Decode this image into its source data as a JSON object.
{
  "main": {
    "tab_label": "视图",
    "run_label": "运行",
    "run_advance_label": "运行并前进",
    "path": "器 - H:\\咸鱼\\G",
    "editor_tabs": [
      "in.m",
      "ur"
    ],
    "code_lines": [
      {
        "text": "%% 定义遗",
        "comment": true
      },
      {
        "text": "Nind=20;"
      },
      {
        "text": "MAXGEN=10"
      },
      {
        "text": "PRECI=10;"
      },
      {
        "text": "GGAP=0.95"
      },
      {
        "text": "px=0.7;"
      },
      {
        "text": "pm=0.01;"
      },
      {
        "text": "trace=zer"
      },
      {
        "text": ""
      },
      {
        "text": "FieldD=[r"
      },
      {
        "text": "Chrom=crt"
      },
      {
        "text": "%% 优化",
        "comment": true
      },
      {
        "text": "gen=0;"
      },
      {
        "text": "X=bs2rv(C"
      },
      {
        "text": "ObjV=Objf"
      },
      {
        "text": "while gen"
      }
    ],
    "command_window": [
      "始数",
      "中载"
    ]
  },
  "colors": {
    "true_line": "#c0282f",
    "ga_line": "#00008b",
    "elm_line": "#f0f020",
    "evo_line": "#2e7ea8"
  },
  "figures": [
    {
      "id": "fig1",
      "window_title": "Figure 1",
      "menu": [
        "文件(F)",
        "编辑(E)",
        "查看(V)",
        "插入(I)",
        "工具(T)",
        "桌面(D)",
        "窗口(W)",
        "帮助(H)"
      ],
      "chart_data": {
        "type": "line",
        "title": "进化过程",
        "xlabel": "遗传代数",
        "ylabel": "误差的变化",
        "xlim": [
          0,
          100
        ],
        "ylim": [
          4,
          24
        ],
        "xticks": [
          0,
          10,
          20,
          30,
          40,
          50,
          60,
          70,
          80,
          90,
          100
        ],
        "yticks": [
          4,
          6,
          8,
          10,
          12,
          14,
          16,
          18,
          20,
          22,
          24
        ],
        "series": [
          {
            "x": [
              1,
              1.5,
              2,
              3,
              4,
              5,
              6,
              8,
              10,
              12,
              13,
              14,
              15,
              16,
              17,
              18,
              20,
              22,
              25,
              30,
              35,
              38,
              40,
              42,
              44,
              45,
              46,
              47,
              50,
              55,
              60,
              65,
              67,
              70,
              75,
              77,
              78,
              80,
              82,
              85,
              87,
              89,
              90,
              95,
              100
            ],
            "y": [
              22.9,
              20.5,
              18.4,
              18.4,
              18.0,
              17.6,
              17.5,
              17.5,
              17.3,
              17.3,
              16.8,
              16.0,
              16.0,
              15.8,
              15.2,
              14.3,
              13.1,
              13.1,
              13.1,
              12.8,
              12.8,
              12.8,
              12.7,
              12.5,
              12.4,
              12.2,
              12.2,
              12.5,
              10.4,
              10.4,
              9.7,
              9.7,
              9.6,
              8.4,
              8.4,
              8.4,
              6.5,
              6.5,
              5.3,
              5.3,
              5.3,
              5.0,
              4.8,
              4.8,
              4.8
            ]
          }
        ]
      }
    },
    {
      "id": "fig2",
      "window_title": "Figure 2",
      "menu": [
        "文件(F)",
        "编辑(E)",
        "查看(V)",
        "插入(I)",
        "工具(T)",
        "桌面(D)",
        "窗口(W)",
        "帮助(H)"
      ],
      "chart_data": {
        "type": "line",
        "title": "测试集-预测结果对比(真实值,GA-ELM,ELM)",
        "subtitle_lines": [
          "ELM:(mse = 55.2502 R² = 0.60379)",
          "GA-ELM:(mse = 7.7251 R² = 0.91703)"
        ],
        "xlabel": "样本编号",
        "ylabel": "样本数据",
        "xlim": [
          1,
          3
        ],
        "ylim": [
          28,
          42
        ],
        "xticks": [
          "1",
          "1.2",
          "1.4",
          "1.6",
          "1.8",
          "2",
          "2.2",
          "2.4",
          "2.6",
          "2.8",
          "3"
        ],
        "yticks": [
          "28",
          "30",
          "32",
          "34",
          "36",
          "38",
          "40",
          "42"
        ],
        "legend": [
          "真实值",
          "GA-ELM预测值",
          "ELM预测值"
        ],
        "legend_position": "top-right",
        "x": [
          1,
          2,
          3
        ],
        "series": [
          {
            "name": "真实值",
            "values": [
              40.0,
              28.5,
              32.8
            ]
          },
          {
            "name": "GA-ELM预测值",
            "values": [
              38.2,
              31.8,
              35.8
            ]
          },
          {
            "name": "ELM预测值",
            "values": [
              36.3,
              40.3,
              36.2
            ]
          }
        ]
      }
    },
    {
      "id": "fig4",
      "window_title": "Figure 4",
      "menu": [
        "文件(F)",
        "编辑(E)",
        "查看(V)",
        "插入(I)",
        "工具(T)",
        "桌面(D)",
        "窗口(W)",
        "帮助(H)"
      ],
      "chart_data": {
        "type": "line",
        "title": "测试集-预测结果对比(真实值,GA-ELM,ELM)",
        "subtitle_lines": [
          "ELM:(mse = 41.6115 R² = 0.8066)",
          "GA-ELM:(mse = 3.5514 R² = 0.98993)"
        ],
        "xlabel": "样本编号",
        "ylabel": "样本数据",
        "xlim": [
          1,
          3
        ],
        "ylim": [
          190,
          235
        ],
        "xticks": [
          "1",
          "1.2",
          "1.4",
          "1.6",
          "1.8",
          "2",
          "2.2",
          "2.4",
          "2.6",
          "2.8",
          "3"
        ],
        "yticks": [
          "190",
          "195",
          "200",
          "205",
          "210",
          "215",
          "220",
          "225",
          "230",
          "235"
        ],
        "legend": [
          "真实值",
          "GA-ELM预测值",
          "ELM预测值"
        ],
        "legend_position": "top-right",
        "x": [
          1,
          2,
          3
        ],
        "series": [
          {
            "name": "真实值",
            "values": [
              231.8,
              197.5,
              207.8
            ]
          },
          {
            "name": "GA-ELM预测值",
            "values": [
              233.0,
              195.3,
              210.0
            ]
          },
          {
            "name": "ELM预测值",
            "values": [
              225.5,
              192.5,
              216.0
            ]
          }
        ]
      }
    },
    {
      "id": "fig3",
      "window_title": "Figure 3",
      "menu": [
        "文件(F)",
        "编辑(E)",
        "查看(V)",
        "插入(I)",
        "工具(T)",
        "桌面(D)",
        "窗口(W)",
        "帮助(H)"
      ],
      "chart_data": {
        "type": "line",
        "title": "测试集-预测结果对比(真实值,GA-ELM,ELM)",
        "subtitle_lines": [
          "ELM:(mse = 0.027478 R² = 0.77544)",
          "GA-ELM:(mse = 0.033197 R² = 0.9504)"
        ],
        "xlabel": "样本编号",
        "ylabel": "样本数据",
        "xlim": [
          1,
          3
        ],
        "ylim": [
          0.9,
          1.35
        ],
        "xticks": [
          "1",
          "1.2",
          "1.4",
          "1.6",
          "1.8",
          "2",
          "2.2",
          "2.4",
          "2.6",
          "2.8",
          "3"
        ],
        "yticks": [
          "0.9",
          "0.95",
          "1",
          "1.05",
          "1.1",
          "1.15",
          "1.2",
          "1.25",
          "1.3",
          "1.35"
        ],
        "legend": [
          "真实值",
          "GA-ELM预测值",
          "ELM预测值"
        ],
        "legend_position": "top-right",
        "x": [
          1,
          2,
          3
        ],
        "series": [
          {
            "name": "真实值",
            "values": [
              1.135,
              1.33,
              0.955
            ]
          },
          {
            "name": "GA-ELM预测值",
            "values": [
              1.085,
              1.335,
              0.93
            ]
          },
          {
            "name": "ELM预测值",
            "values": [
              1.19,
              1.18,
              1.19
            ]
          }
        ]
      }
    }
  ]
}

=====

All of the material must be reproduced exactly.

Decode this image into its source data as a JSON object.
{
  "main": {
    "tab_label": "视图",
    "run_label": "运行",
    "run_advance_label": "运行并前进",
    "path": "器 - H:\\咸鱼\\G",
    "editor_tabs": [
      "in.m",
      "ur"
    ],
    "code_lines": [
      {
        "text": "%% 定义遗",
        "comment": true
      },
      {
        "text": "Nind=20;"
      },
      {
        "text": "MAXGEN=10"
      },
      {
        "text": "PRECI=10;"
      },
      {
        "text": "GGAP=0.95"
      },
      {
        "text": "px=0.7;"
      },
      {
        "text": "pm=0.01;"
      },
      {
        "text": "trace=zer"
      },
      {
        "text": ""
      },
      {
        "text": "FieldD=[r"
      },
      {
        "text": "Chrom=crt"
      },
      {
        "text": "%% 优化",
        "comment": true
      },
      {
        "text": "gen=0;"
      },
      {
        "text": "X=bs2rv(C"
      },
      {
        "text": "ObjV=Objf"
      },
      {
        "text": "while gen"
      }
    ],
    "command_window": [
      "始数",
      "中载"
    ]
  },
  "colors": {
    "true_line": "#c0282f",
    "ga_line": "#00008b",
    "elm_line": "#f0f020",
    "evo_line": "#2e7ea8"
  },
  "figures": [
    {
      "id": "fig1",
      "window_title": "Figure 1",
      "menu": [
        "文件(F)",
        "编辑(E)",
        "查看(V)",
        "插入(I)",
        "工具(T)",
        "桌面(D)",
        "窗口(W)",
        "帮助(H)"
      ],
      "chart_data": {
        "type": "line",
        "title": "进化过程",
        "xlabel": "遗传代数",
        "ylabel": "误差的变化",
        "xlim": [
          0,
          100
        ],
        "ylim": [
          4,
          24
        ],
        "xticks": [
          0,
          10,
          20,
          30,
          40,
          50,
          60,
          70,
          80,
          90,
          100
        ],
        "yticks": [
          4,
          6,
          8,
          10,
          12,
          14,
          16,
          18,
          20,
          22,
          24
        ],
        "series": [
          {
            "x": [
              1,
              1.5,
              2,
              3,
              4,
              5,
              6,
              8,
              10,
              12,
              13,
              14,
              15,
              16,
              17,
              18,
              20,
              22,
              25,
              30,
              35,
              38,
              40,
              42,
              44,
              45,
              46,
              47,
              50,
              55,
              60,
              65,
              67,
              70,
              75,
              77,
              78,
              80,
              82,
              85,
              87,
              89,
              90,
              95,
              100
            ],
            "y": [
              22.9,
              20.5,
              18.4,
              18.4,
              18.0,
              17.6,
              17.5,
              17.5,
              17.3,
              17.3,
              16.8,
              16.0,
              16.0,
              15.8,
              15.2,
              14.3,
              13.1,
              13.1,
              13.1,
              12.8,
              12.8,
              12.8,
              12.7,
              12.5,
              12.4,
              12.2,
              12.2,
              12.5,
              10.4,
              10.4,
              9.7,
              9.7,
              9.6,
              8.4,
              8.4,
              8.4,
              6.5,
              6.5,
              5.3,
              5.3,
              5.3,
              5.0,
              4.8,
              4.8,
              4.8
            ]
          }
        ]
      }
    },
    {
      "id": "fig2",
      "window_title": "Figure 2",
      "menu": [
        "文件(F)",
        "编辑(E)",
        "查看(V)",
        "插入(I)",
        "工具(T)",
        "桌面(D)",
        "窗口(W)",
        "帮助(H)"
      ],
      "chart_data": {
        "type": "line",
        "title": "测试集-预测结果对比(真实值,GA-ELM,ELM)",
        "subtitle_lines": [
          "ELM:(mse = 55.2502 R² = 0.60379)",
          "GA-ELM:(mse = 7.7251 R² = 0.91703)"
        ],
        "xlabel": "样本编号",
        "ylabel": "样本数据",
        "xlim": [
          1,
          3
        ],
        "ylim": [
          28,
          42
        ],
        "xticks": [
          "1",
          "1.2",
          "1.4",
          "1.6",
          "1.8",
          "2",
          "2.2",
          "2.4",
          "2.6",
          "2.8",
          "3"
        ],
        "yticks": [
          "28",
          "30",
          "32",
          "34",
          "36",
          "38",
          "40",
          "42"
        ],
        "legend": [
          "真实值",
          "GA-ELM预测值",
          "ELM预测值"
        ],
        "legend_position": "top-right",
        "x": [
          1,
          2,
          3
        ],
        "series": [
          {
            "name": "真实值",
            "values": [
              40.0,
              28.5,
              32.8
            ]
          },
          {
            "name": "GA-ELM预测值",
            "values": [
              38.2,
              31.8,
              35.8
            ]
          },
          {
            "name": "ELM预测值",
            "values": [
              36.3,
              40.3,
              36.2
            ]
          }
        ]
      }
    },
    {
      "id": "fig4",
      "window_title": "Figure 4",
      "menu": [
        "文件(F)",
        "编辑(E)",
        "查看(V)",
        "插入(I)",
        "工具(T)",
        "桌面(D)",
        "窗口(W)",
        "帮助(H)"
      ],
      "chart_data": {
        "type": "line",
        "title": "测试集-预测结果对比(真实值,GA-ELM,ELM)",
        "subtitle_lines": [
          "ELM:(mse = 41.6115 R² = 0.8066)",
          "GA-ELM:(mse = 3.5514 R² = 0.98993)"
        ],
        "xlabel": "样本编号",
        "ylabel": "样本数据",
        "xlim": [
          1,
          3
        ],
        "ylim": [
          190,
          235
        ],
        "xticks": [
          "1",
          "1.2",
          "1.4",
          "1.6",
          "1.8",
          "2",
          "2.2",
          "2.4",
          "2.6",
          "2.8",
          "3"
        ],
        "yticks": [
          "190",
          "195",
          "200",
          "205",
          "210",
          "215",
          "220",
          "225",
          "230",
          "235"
        ],
        "legend": [
          "真实值",
          "GA-ELM预测值",
          "ELM预测值"
        ],
        "legend_position": "top-right",
        "x": [
          1,
          2,
          3
        ],
        "series": [
          {
            "name": "真实值",
            "values": [
              231.8,
              197.5,
              207.8
            ]
          },
          {
            "name": "GA-ELM预测值",
            "values": [
              233.0,
              195.3,
              210.0
            ]
          },
          {
            "name": "ELM预测值",
            "values": [
              225.5,
              192.5,
              216.0
            ]
          }
        ]
      }
    },
    {
      "id": "fig3",
      "window_title": "Figure 3",
      "menu": [
        "文件(F)",
        "编辑(E)",
        "查看(V)",
        "插入(I)",
        "工具(T)",
        "桌面(D)",
        "窗口(W)",
        "帮助(H)"
      ],
      "chart_data": {
        "type": "line",
        "title": "测试集-预测结果对比(真实值,GA-ELM,ELM)",
        "subtitle_lines": [
          "ELM:(mse = 0.027478 R² = 0.77544)",
          "GA-ELM:(mse = 0.033197 R² = 0.9504)"
        ],
        "xlabel": "样本编号",
        "ylabel": "样本数据",
        "xlim": [
          1,
          3
        ],
        "ylim": [
          0.9,
          1.35
        ],
        "xticks": [
          "1",
          "1.2",
          "1.4",
          "1.6",
          "1.8",
          "2",
          "2.2",
          "2.4",
          "2.6",
          "2.8",
          "3"
        ],
        "yticks": [
          "0.9",
          "0.95",
          "1",
          "1.05",
          "1.1",
          "1.15",
          "1.2",
          "1.25",
          "1.3",
          "1.35"
        ],
        "legend": [
          "真实值",
          "GA-ELM预测值",
          "ELM预测值"
        ],
        "legend_position": "top-right",
        "x": [
          1,
          2,
          3
        ],
        "series": [
          {
            "name": "真实值",
            "values": [
              1.135,
              1.33,
              0.955
            ]
          },
          {
            "name": "GA-ELM预测值",
            "values": [
              1.085,
              1.335,
              0.93
            ]
          },
          {
            "name": "ELM预测值",
            "values": [
              1.19,
              1.18,
              1.19
            ]
          }
        ]
      }
    }
  ]
}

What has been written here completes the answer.